[Task prompt]:
Across the entries below, how many lines contain the word "title"? Give the number alone.

[Data supplied]:
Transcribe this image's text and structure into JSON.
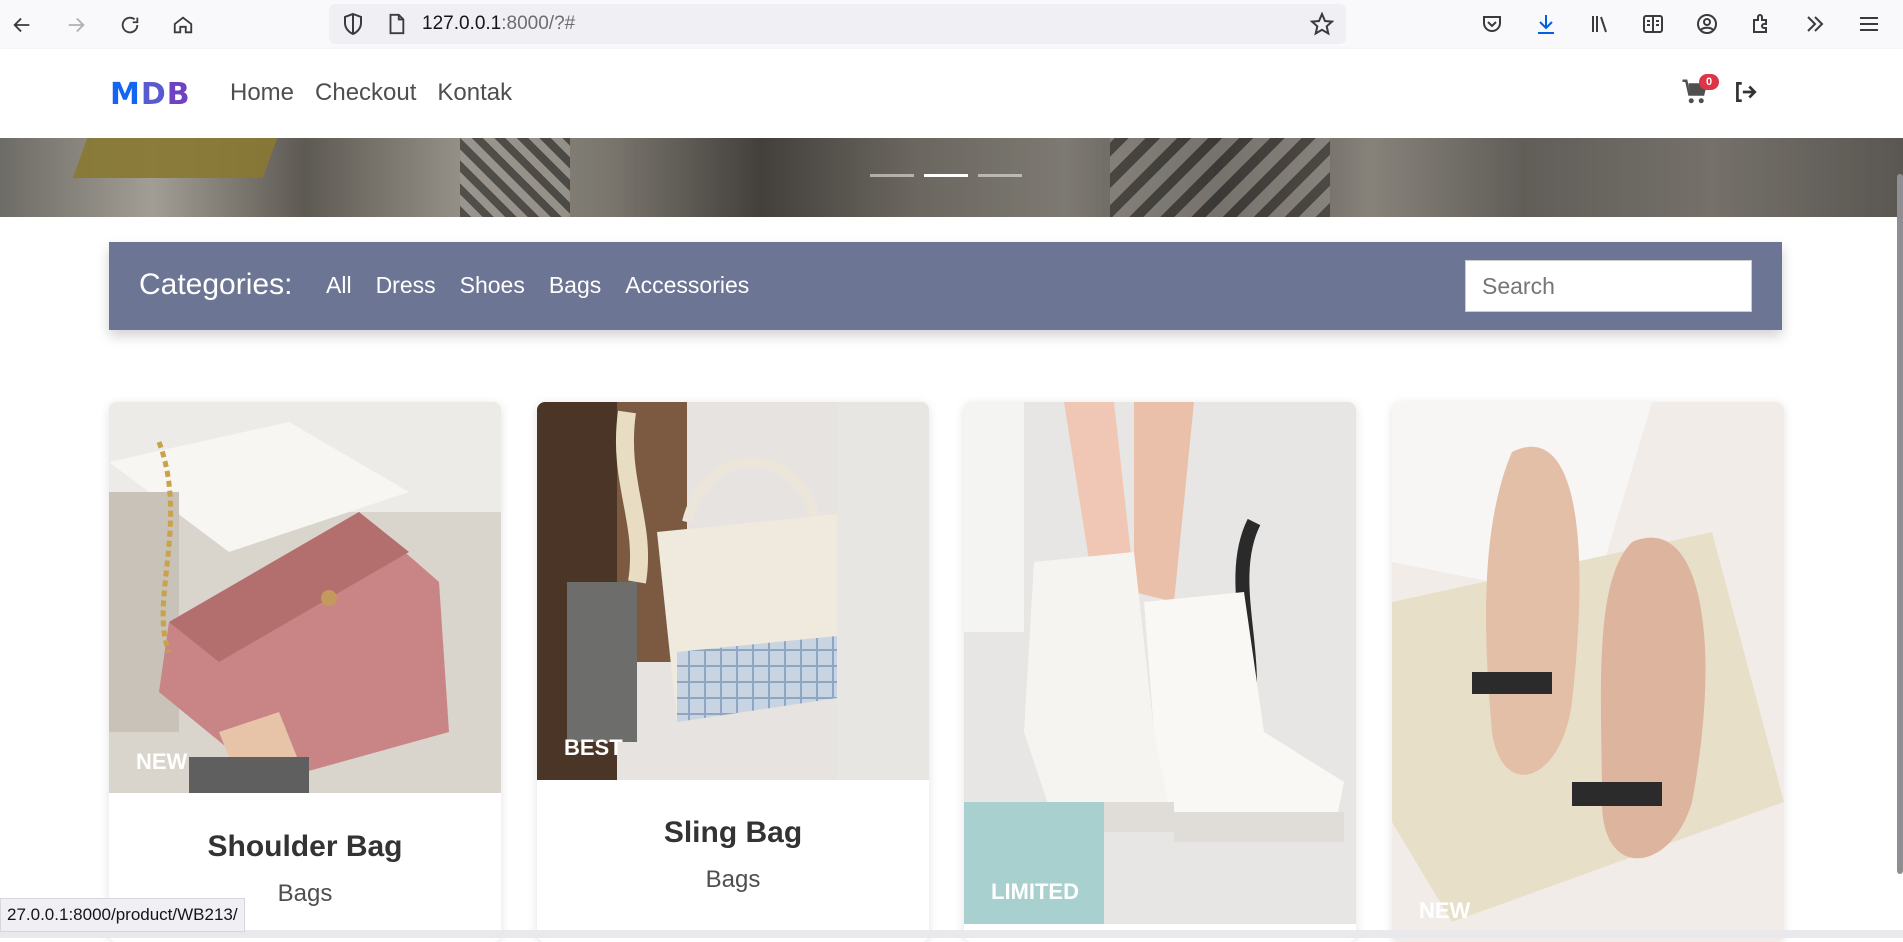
{
  "browser": {
    "url_host": "127.0.0.1",
    "url_rest": ":8000/?#",
    "status_url": "27.0.0.1:8000/product/WB213/"
  },
  "navbar": {
    "logo": [
      "M",
      "D",
      "B"
    ],
    "links": [
      "Home",
      "Checkout",
      "Kontak"
    ],
    "cart_count": "0"
  },
  "categories": {
    "title": "Categories:",
    "links": [
      "All",
      "Dress",
      "Shoes",
      "Bags",
      "Accessories"
    ],
    "search_placeholder": "Search"
  },
  "carousel": {
    "slides": 3,
    "active_index": 1
  },
  "products": [
    {
      "tag": "NEW",
      "title": "Shoulder Bag",
      "category": "Bags",
      "image": "pink-shoulder-bag"
    },
    {
      "tag": "BEST",
      "title": "Sling Bag",
      "category": "Bags",
      "image": "cream-sling-bag"
    },
    {
      "tag": "LIMITED",
      "title": "",
      "category": "",
      "image": "white-lace-boots"
    },
    {
      "tag": "NEW",
      "title": "",
      "category": "",
      "image": "beige-flat-shoes"
    }
  ],
  "colors": {
    "category_bar": "#6c7593",
    "cart_badge": "#dc3545",
    "logo_blue": "#1266f1",
    "logo_purple": "#6f42c1"
  }
}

[Response for this exercise]:
5